§ **What to produce**
Repeat the records exactly. Every line must match.

§ **Excerpts from a figure dataset**
++++

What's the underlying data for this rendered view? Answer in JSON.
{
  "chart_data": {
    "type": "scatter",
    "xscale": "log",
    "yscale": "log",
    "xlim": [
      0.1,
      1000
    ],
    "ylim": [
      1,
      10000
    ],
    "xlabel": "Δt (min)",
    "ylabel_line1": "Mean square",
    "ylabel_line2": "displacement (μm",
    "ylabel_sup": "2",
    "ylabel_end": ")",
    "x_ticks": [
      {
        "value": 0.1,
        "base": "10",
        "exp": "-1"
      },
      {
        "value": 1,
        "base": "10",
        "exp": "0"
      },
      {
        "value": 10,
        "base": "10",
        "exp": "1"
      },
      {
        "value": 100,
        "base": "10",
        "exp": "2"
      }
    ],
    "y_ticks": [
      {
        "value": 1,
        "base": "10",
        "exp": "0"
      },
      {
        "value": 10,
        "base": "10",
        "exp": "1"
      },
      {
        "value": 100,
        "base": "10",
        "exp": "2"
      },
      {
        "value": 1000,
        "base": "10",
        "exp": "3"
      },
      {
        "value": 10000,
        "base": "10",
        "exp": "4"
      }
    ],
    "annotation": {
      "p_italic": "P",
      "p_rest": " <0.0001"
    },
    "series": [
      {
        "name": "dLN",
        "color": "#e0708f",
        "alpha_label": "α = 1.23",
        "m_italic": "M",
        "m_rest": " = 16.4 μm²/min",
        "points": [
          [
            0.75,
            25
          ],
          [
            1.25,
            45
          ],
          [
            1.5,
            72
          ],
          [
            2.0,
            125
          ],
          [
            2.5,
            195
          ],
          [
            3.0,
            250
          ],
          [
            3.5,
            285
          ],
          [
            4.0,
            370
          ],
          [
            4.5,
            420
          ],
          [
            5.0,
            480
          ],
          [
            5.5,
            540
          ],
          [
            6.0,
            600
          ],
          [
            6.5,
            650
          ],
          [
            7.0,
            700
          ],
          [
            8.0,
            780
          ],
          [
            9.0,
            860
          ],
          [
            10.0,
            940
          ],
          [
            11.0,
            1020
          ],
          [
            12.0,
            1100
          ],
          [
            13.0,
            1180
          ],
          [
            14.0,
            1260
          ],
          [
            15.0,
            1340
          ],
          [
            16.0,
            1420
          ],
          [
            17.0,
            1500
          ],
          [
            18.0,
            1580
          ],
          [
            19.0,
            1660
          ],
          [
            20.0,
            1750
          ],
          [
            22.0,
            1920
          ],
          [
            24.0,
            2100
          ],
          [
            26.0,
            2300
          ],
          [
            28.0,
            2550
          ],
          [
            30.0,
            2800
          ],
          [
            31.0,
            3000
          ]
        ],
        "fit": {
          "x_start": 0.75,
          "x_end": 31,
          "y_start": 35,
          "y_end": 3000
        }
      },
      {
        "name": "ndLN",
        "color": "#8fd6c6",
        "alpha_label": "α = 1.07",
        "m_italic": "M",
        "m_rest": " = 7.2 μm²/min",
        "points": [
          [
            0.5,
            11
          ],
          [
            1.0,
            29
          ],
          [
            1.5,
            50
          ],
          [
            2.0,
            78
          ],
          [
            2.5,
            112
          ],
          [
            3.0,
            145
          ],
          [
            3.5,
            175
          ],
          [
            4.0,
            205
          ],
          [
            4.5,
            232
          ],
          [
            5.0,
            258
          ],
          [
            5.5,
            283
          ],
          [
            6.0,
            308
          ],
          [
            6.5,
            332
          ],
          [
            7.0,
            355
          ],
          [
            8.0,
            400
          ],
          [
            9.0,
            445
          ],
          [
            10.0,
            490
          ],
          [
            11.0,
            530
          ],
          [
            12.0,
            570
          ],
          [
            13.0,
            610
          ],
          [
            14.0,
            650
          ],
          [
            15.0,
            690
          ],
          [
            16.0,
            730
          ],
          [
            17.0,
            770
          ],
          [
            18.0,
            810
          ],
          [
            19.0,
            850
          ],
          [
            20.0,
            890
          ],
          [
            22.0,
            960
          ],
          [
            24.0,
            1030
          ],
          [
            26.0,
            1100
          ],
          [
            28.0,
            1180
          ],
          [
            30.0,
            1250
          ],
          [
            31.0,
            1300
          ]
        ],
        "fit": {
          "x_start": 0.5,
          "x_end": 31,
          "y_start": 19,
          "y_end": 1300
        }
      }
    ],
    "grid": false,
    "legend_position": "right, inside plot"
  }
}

++++

§ **Reply**
What's the underlying data for this rendered view? Answer in JSON.
{
  "chart_data": {
    "type": "scatter",
    "xscale": "log",
    "yscale": "log",
    "xlim": [
      0.1,
      1000
    ],
    "ylim": [
      1,
      10000
    ],
    "xlabel": "Δt (min)",
    "ylabel_line1": "Mean square",
    "ylabel_line2": "displacement (μm",
    "ylabel_sup": "2",
    "ylabel_end": ")",
    "x_ticks": [
      {
        "value": 0.1,
        "base": "10",
        "exp": "-1"
      },
      {
        "value": 1,
        "base": "10",
        "exp": "0"
      },
      {
        "value": 10,
        "base": "10",
        "exp": "1"
      },
      {
        "value": 100,
        "base": "10",
        "exp": "2"
      }
    ],
    "y_ticks": [
      {
        "value": 1,
        "base": "10",
        "exp": "0"
      },
      {
        "value": 10,
        "base": "10",
        "exp": "1"
      },
      {
        "value": 100,
        "base": "10",
        "exp": "2"
      },
      {
        "value": 1000,
        "base": "10",
        "exp": "3"
      },
      {
        "value": 10000,
        "base": "10",
        "exp": "4"
      }
    ],
    "annotation": {
      "p_italic": "P",
      "p_rest": " <0.0001"
    },
    "series": [
      {
        "name": "dLN",
        "color": "#e0708f",
        "alpha_label": "α = 1.23",
        "m_italic": "M",
        "m_rest": " = 16.4 μm²/min",
        "points": [
          [
            0.75,
            25
          ],
          [
            1.25,
            45
          ],
          [
            1.5,
            72
          ],
          [
            2.0,
            125
          ],
          [
            2.5,
            195
          ],
          [
            3.0,
            250
          ],
          [
            3.5,
            285
          ],
          [
            4.0,
            370
          ],
          [
            4.5,
            420
          ],
          [
            5.0,
            480
          ],
          [
            5.5,
            540
          ],
          [
            6.0,
            600
          ],
          [
            6.5,
            650
          ],
          [
            7.0,
            700
          ],
          [
            8.0,
            780
          ],
          [
            9.0,
            860
          ],
          [
            10.0,
            940
          ],
          [
            11.0,
            1020
          ],
          [
            12.0,
            1100
          ],
          [
            13.0,
            1180
          ],
          [
            14.0,
            1260
          ],
          [
            15.0,
            1340
          ],
          [
            16.0,
            1420
          ],
          [
            17.0,
            1500
          ],
          [
            18.0,
            1580
          ],
          [
            19.0,
            1660
          ],
          [
            20.0,
            1750
          ],
          [
            22.0,
            1920
          ],
          [
            24.0,
            2100
          ],
          [
            26.0,
            2300
          ],
          [
            28.0,
            2550
          ],
          [
            30.0,
            2800
          ],
          [
            31.0,
            3000
          ]
        ],
        "fit": {
          "x_start": 0.75,
          "x_end": 31,
          "y_start": 35,
          "y_end": 3000
        }
      },
      {
        "name": "ndLN",
        "color": "#8fd6c6",
        "alpha_label": "α = 1.07",
        "m_italic": "M",
        "m_rest": " = 7.2 μm²/min",
        "points": [
          [
            0.5,
            11
          ],
          [
            1.0,
            29
          ],
          [
            1.5,
            50
          ],
          [
            2.0,
            78
          ],
          [
            2.5,
            112
          ],
          [
            3.0,
            145
          ],
          [
            3.5,
            175
          ],
          [
            4.0,
            205
          ],
          [
            4.5,
            232
          ],
          [
            5.0,
            258
          ],
          [
            5.5,
            283
          ],
          [
            6.0,
            308
          ],
          [
            6.5,
            332
          ],
          [
            7.0,
            355
          ],
          [
            8.0,
            400
          ],
          [
            9.0,
            445
          ],
          [
            10.0,
            490
          ],
          [
            11.0,
            530
          ],
          [
            12.0,
            570
          ],
          [
            13.0,
            610
          ],
          [
            14.0,
            650
          ],
          [
            15.0,
            690
          ],
          [
            16.0,
            730
          ],
          [
            17.0,
            770
          ],
          [
            18.0,
            810
          ],
          [
            19.0,
            850
          ],
          [
            20.0,
            890
          ],
          [
            22.0,
            960
          ],
          [
            24.0,
            1030
          ],
          [
            26.0,
            1100
          ],
          [
            28.0,
            1180
          ],
          [
            30.0,
            1250
          ],
          [
            31.0,
            1300
          ]
        ],
        "fit": {
          "x_start": 0.5,
          "x_end": 31,
          "y_start": 19,
          "y_end": 1300
        }
      }
    ],
    "grid": false,
    "legend_position": "right, inside plot"
  }
}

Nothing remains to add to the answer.